◆ Your task
Retype the listing that follows, word for word.

-- Start of Given records --

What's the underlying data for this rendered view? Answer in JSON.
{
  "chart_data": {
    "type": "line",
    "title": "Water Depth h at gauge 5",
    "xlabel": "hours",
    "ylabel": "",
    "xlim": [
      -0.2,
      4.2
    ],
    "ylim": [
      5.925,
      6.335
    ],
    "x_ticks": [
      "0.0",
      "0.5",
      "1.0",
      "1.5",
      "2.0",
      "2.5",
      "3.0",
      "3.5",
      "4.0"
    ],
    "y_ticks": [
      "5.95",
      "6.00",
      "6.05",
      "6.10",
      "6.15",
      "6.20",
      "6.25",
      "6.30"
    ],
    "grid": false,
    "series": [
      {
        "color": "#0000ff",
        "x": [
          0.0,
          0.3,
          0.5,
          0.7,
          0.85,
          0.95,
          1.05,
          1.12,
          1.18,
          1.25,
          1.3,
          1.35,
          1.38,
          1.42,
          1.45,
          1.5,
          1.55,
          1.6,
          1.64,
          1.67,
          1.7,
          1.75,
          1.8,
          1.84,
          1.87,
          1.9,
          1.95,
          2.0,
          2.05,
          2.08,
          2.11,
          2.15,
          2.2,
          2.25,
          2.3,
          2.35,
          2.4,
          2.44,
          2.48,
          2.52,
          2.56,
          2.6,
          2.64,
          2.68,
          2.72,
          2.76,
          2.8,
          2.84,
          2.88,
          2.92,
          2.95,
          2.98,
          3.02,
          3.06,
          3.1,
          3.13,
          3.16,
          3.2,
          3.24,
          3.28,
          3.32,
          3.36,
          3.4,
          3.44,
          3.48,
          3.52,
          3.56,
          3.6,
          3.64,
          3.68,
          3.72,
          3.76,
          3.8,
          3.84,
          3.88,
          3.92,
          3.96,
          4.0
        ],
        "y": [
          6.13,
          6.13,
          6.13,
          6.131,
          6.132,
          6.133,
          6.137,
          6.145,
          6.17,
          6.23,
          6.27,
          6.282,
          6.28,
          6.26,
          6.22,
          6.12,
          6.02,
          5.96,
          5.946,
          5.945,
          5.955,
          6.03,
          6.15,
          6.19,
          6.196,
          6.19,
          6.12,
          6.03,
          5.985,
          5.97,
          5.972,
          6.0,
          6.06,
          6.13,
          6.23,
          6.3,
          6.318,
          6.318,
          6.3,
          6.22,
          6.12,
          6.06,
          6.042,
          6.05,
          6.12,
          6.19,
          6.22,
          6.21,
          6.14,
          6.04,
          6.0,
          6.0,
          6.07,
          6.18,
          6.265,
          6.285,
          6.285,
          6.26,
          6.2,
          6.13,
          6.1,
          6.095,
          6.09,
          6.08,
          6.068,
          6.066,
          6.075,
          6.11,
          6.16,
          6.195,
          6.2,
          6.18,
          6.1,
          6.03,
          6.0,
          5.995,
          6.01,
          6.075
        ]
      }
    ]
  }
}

-- End of Given records --

◆ Exercise solution
What's the underlying data for this rendered view? Answer in JSON.
{
  "chart_data": {
    "type": "line",
    "title": "Water Depth h at gauge 5",
    "xlabel": "hours",
    "ylabel": "",
    "xlim": [
      -0.2,
      4.2
    ],
    "ylim": [
      5.925,
      6.335
    ],
    "x_ticks": [
      "0.0",
      "0.5",
      "1.0",
      "1.5",
      "2.0",
      "2.5",
      "3.0",
      "3.5",
      "4.0"
    ],
    "y_ticks": [
      "5.95",
      "6.00",
      "6.05",
      "6.10",
      "6.15",
      "6.20",
      "6.25",
      "6.30"
    ],
    "grid": false,
    "series": [
      {
        "color": "#0000ff",
        "x": [
          0.0,
          0.3,
          0.5,
          0.7,
          0.85,
          0.95,
          1.05,
          1.12,
          1.18,
          1.25,
          1.3,
          1.35,
          1.38,
          1.42,
          1.45,
          1.5,
          1.55,
          1.6,
          1.64,
          1.67,
          1.7,
          1.75,
          1.8,
          1.84,
          1.87,
          1.9,
          1.95,
          2.0,
          2.05,
          2.08,
          2.11,
          2.15,
          2.2,
          2.25,
          2.3,
          2.35,
          2.4,
          2.44,
          2.48,
          2.52,
          2.56,
          2.6,
          2.64,
          2.68,
          2.72,
          2.76,
          2.8,
          2.84,
          2.88,
          2.92,
          2.95,
          2.98,
          3.02,
          3.06,
          3.1,
          3.13,
          3.16,
          3.2,
          3.24,
          3.28,
          3.32,
          3.36,
          3.4,
          3.44,
          3.48,
          3.52,
          3.56,
          3.6,
          3.64,
          3.68,
          3.72,
          3.76,
          3.8,
          3.84,
          3.88,
          3.92,
          3.96,
          4.0
        ],
        "y": [
          6.13,
          6.13,
          6.13,
          6.131,
          6.132,
          6.133,
          6.137,
          6.145,
          6.17,
          6.23,
          6.27,
          6.282,
          6.28,
          6.26,
          6.22,
          6.12,
          6.02,
          5.96,
          5.946,
          5.945,
          5.955,
          6.03,
          6.15,
          6.19,
          6.196,
          6.19,
          6.12,
          6.03,
          5.985,
          5.97,
          5.972,
          6.0,
          6.06,
          6.13,
          6.23,
          6.3,
          6.318,
          6.318,
          6.3,
          6.22,
          6.12,
          6.06,
          6.042,
          6.05,
          6.12,
          6.19,
          6.22,
          6.21,
          6.14,
          6.04,
          6.0,
          6.0,
          6.07,
          6.18,
          6.265,
          6.285,
          6.285,
          6.26,
          6.2,
          6.13,
          6.1,
          6.095,
          6.09,
          6.08,
          6.068,
          6.066,
          6.075,
          6.11,
          6.16,
          6.195,
          6.2,
          6.18,
          6.1,
          6.03,
          6.0,
          5.995,
          6.01,
          6.075
        ]
      }
    ]
  }
}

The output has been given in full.